# [FRAGMENTO DEL DOCUMENTO]
----

17 noviembre, 2025
(Juan Manuel Cambrón/18 de noviembre 2025) La marcha del pasado sábado 15 de noviembre no fue perfecta, ni homogénea, ni angelical, ni tampoco propiedad de un solo sector; fue, eso sí, un recordatorio de que la sociedad civil sigue ahí, resistiéndose a la anestesia que quisieran imponer desde las narrativas de Palacio Nacional.
Lo que caminó por Reforma hacia el zócalo fue un mosaico ciudadano heterogéneo: jóvenes, pero también familias completas, adultos mayores, trabajadores, estudiantes, profesionistas, comerciantes, madres buscadoras, víctimas de la delincuencia y hasta pequeños empresarios. Tal como lo relata Alberto Capella en su crónica de El Universal, fue una concentración “enorme, plural, pacífica y profundamente ciudadana”. Una mezcla que deja claro que el descontento y la necesidad de expresión pública no son de uso exclusivo o propiedad de un grupo específico, y que hay gente cansada de que nos quieran explicar nuestra realidad desde el púlpito de la mañanera.
Y ese mosaico, tan incómodo para el poder, generó exactamente lo que se esperaba: la reacción defensiva del gobierno federal. La presidenta Sheinbaum respondió como si estuviéramos viendo un déjà vu de los peores hábitos políticos del priismo más recalcitrante y del panismo de viejo cuño: minimizar, descalificar, infantilizar. Que si “cuentas recién creadas”, que si “influencers manipulando”, que si “operación digital”, que si “actores externos” que si “la derecha perversa operando”. El catálogo completo de la esquizofrenia paranoica y conspiracionista de los regímenes autoritarios, ojo no importa si son de izquierda o de derecha, su modus operandi es el mismo.
La facilidad con la que se refugian en la idea de una mano invisible va de lo conmovedor a lo ridículo, porque al poder siempre le ha costado admitir que hay gente que sale por convicción propia. O acaso no recuerdan lo que decía Calderón y el panismo en 2006: exactamente lo mismo, descalificaba y minimizaba las protestas, es parte del manual. Porque es más conveniente culpar a otros, a los adversarios, a Estados Unidos, a la derecha o a un algoritmo, que reconocer que hay un país cansado de la violencia, la precariedad, la impunidad y el desgaste institucional; y que, para mucha gente, las cosas simplemente no están funcionando.

----

# [Datos de reconocimiento de la estructura del documento]

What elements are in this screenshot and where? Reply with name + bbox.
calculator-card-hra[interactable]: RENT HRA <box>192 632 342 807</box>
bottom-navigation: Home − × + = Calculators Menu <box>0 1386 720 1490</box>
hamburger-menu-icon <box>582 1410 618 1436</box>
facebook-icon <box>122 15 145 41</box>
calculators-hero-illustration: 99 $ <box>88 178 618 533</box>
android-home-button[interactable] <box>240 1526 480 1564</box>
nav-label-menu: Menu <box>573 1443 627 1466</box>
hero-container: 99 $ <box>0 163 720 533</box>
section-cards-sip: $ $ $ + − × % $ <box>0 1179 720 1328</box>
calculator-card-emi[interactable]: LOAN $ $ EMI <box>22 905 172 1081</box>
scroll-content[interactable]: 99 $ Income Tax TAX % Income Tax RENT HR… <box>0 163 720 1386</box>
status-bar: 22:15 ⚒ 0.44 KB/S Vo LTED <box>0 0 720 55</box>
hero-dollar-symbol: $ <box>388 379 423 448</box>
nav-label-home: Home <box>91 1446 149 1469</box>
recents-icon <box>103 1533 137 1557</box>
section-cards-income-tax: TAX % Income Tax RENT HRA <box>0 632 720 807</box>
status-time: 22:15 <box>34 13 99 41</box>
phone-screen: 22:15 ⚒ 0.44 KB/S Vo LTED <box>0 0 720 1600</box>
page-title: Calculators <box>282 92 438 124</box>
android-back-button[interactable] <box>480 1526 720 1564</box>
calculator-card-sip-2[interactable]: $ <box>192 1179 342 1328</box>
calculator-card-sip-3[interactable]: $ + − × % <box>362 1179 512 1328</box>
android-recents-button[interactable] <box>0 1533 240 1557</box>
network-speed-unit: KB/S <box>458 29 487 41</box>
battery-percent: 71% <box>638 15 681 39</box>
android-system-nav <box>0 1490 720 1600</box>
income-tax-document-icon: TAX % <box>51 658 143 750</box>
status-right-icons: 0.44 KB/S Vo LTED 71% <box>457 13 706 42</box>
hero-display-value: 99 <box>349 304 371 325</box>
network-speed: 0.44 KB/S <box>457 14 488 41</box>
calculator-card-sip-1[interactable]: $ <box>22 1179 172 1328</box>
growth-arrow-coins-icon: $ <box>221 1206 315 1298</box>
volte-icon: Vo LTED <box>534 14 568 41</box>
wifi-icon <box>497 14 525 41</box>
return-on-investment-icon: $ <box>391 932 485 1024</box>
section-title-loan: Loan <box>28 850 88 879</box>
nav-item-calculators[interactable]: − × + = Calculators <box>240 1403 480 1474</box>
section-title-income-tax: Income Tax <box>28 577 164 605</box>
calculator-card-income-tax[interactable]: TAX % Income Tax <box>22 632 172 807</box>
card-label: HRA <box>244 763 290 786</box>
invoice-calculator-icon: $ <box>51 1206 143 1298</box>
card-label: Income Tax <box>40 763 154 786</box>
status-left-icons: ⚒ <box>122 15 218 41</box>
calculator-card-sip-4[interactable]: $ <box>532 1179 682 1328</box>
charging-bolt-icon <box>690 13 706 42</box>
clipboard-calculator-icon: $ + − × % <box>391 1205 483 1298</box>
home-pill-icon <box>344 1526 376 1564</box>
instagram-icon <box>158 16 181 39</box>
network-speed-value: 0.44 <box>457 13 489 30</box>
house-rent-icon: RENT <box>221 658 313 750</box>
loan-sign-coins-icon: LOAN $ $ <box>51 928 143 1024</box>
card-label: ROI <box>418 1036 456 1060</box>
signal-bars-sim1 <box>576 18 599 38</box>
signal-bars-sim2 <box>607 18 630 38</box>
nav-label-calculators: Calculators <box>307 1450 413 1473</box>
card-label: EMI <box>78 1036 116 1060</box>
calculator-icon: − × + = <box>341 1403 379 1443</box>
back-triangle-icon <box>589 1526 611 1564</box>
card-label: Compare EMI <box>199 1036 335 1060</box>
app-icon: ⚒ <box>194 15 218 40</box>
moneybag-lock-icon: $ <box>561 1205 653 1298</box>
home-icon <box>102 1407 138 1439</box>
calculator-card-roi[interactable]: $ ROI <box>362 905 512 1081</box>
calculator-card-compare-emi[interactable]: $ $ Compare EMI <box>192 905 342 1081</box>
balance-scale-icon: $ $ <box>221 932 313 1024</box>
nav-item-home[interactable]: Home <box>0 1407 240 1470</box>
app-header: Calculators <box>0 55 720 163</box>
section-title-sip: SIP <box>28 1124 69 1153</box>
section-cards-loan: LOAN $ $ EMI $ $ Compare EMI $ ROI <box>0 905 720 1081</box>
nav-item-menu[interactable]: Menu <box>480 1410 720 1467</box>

----

# [TAREA]
En el fragmento sobre la marcha del 15 de noviembre, ¿quién describe en su crónica de El Universal la concentración como "enorme, plural, pacífica y profundamente ciudadana"?

# [RESPUESTA]
Alberto Capella.